Reproduce every entry exactly and leave its pictures out.

───── Rows

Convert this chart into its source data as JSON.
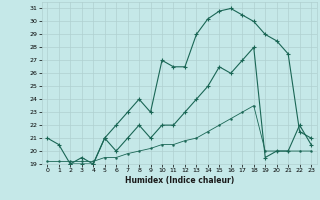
{
  "xlabel": "Humidex (Indice chaleur)",
  "bg_color": "#c5e8e8",
  "grid_color": "#b0d0d0",
  "line_color": "#1a6655",
  "xlim": [
    -0.5,
    23.5
  ],
  "ylim": [
    19,
    31.5
  ],
  "xticks": [
    0,
    1,
    2,
    3,
    4,
    5,
    6,
    7,
    8,
    9,
    10,
    11,
    12,
    13,
    14,
    15,
    16,
    17,
    18,
    19,
    20,
    21,
    22,
    23
  ],
  "yticks": [
    19,
    20,
    21,
    22,
    23,
    24,
    25,
    26,
    27,
    28,
    29,
    30,
    31
  ],
  "line1_x": [
    0,
    1,
    2,
    3,
    4,
    5,
    6,
    7,
    8,
    9,
    10,
    11,
    12,
    13,
    14,
    15,
    16,
    17,
    18,
    19,
    20,
    21,
    22,
    23
  ],
  "line1_y": [
    21,
    20.5,
    19,
    19,
    19,
    21,
    22,
    23,
    24,
    23,
    27,
    26.5,
    26.5,
    29,
    30.2,
    30.8,
    31.0,
    30.5,
    30.0,
    29.0,
    28.5,
    27.5,
    21.5,
    21.0
  ],
  "line2_x": [
    2,
    3,
    4,
    5,
    6,
    7,
    8,
    9,
    10,
    11,
    12,
    13,
    14,
    15,
    16,
    17,
    18,
    19,
    20,
    21,
    22,
    23
  ],
  "line2_y": [
    19,
    19.5,
    19,
    21,
    20,
    21,
    22,
    21,
    22,
    22,
    23,
    24,
    25,
    26.5,
    26,
    27.0,
    28.0,
    19.5,
    20,
    20,
    22,
    20.5
  ],
  "line3_x": [
    0,
    1,
    2,
    3,
    4,
    5,
    6,
    7,
    8,
    9,
    10,
    11,
    12,
    13,
    14,
    15,
    16,
    17,
    18,
    19,
    20,
    21,
    22,
    23
  ],
  "line3_y": [
    19.2,
    19.2,
    19.2,
    19.2,
    19.2,
    19.5,
    19.5,
    19.8,
    20.0,
    20.2,
    20.5,
    20.5,
    20.8,
    21.0,
    21.5,
    22.0,
    22.5,
    23.0,
    23.5,
    20.0,
    20.0,
    20.0,
    20.0,
    20.0
  ]
}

──────────

_Result of the task:_
Convert this chart into its source data as JSON.
{
  "xlabel": "Humidex (Indice chaleur)",
  "bg_color": "#c5e8e8",
  "grid_color": "#b0d0d0",
  "line_color": "#1a6655",
  "xlim": [
    -0.5,
    23.5
  ],
  "ylim": [
    19,
    31.5
  ],
  "xticks": [
    0,
    1,
    2,
    3,
    4,
    5,
    6,
    7,
    8,
    9,
    10,
    11,
    12,
    13,
    14,
    15,
    16,
    17,
    18,
    19,
    20,
    21,
    22,
    23
  ],
  "yticks": [
    19,
    20,
    21,
    22,
    23,
    24,
    25,
    26,
    27,
    28,
    29,
    30,
    31
  ],
  "line1_x": [
    0,
    1,
    2,
    3,
    4,
    5,
    6,
    7,
    8,
    9,
    10,
    11,
    12,
    13,
    14,
    15,
    16,
    17,
    18,
    19,
    20,
    21,
    22,
    23
  ],
  "line1_y": [
    21,
    20.5,
    19,
    19,
    19,
    21,
    22,
    23,
    24,
    23,
    27,
    26.5,
    26.5,
    29,
    30.2,
    30.8,
    31.0,
    30.5,
    30.0,
    29.0,
    28.5,
    27.5,
    21.5,
    21.0
  ],
  "line2_x": [
    2,
    3,
    4,
    5,
    6,
    7,
    8,
    9,
    10,
    11,
    12,
    13,
    14,
    15,
    16,
    17,
    18,
    19,
    20,
    21,
    22,
    23
  ],
  "line2_y": [
    19,
    19.5,
    19,
    21,
    20,
    21,
    22,
    21,
    22,
    22,
    23,
    24,
    25,
    26.5,
    26,
    27.0,
    28.0,
    19.5,
    20,
    20,
    22,
    20.5
  ],
  "line3_x": [
    0,
    1,
    2,
    3,
    4,
    5,
    6,
    7,
    8,
    9,
    10,
    11,
    12,
    13,
    14,
    15,
    16,
    17,
    18,
    19,
    20,
    21,
    22,
    23
  ],
  "line3_y": [
    19.2,
    19.2,
    19.2,
    19.2,
    19.2,
    19.5,
    19.5,
    19.8,
    20.0,
    20.2,
    20.5,
    20.5,
    20.8,
    21.0,
    21.5,
    22.0,
    22.5,
    23.0,
    23.5,
    20.0,
    20.0,
    20.0,
    20.0,
    20.0
  ]
}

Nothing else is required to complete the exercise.